Please copy every line of the records below that holds the word "дробь".

----------------

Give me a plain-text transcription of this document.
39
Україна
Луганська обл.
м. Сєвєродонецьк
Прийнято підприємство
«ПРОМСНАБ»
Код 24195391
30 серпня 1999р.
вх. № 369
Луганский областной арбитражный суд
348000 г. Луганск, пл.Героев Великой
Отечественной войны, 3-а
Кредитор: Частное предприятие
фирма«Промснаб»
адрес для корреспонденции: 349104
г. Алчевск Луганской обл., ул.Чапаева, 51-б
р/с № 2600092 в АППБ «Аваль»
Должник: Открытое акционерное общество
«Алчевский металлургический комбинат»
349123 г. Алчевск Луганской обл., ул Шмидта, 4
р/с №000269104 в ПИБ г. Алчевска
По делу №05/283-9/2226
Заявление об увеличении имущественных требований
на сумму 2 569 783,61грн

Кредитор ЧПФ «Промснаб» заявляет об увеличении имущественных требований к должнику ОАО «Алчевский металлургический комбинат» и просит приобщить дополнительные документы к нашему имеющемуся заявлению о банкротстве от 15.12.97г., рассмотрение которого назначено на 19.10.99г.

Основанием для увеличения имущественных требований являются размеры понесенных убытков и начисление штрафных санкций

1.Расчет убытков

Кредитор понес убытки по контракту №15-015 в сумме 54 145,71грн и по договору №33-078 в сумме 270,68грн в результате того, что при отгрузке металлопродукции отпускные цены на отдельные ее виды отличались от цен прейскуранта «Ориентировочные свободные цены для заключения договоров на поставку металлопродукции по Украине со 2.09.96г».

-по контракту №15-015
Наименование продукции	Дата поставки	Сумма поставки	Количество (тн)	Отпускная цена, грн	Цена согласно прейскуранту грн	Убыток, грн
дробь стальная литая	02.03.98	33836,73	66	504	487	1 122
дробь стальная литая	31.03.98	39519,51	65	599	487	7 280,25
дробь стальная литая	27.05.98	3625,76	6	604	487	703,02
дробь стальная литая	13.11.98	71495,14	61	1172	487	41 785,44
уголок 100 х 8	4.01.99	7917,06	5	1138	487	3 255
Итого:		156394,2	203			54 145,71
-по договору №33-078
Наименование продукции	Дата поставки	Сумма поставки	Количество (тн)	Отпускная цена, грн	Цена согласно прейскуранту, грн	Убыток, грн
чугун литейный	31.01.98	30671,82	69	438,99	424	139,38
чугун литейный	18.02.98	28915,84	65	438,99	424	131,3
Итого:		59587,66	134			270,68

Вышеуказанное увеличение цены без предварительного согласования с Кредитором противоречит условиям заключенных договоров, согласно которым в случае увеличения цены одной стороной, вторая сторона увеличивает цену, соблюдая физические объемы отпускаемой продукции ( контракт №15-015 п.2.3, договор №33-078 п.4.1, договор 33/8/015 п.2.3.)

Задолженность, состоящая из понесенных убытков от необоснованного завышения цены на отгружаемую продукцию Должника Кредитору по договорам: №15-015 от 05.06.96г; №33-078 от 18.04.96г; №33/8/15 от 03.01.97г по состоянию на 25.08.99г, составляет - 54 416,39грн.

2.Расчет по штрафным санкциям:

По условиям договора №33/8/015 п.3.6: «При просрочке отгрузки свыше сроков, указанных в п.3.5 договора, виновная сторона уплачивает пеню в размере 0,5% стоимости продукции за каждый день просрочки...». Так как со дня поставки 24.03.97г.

----------------

_FULL RESPONSE_:
дробь стальная литая	02.03.98	33836,73	66	504	487	1 122
дробь стальная литая	31.03.98	39519,51	65	599	487	7 280,25
дробь стальная литая	27.05.98	3625,76	6	604	487	703,02
дробь стальная литая	13.11.98	71495,14	61	1172	487	41 785,44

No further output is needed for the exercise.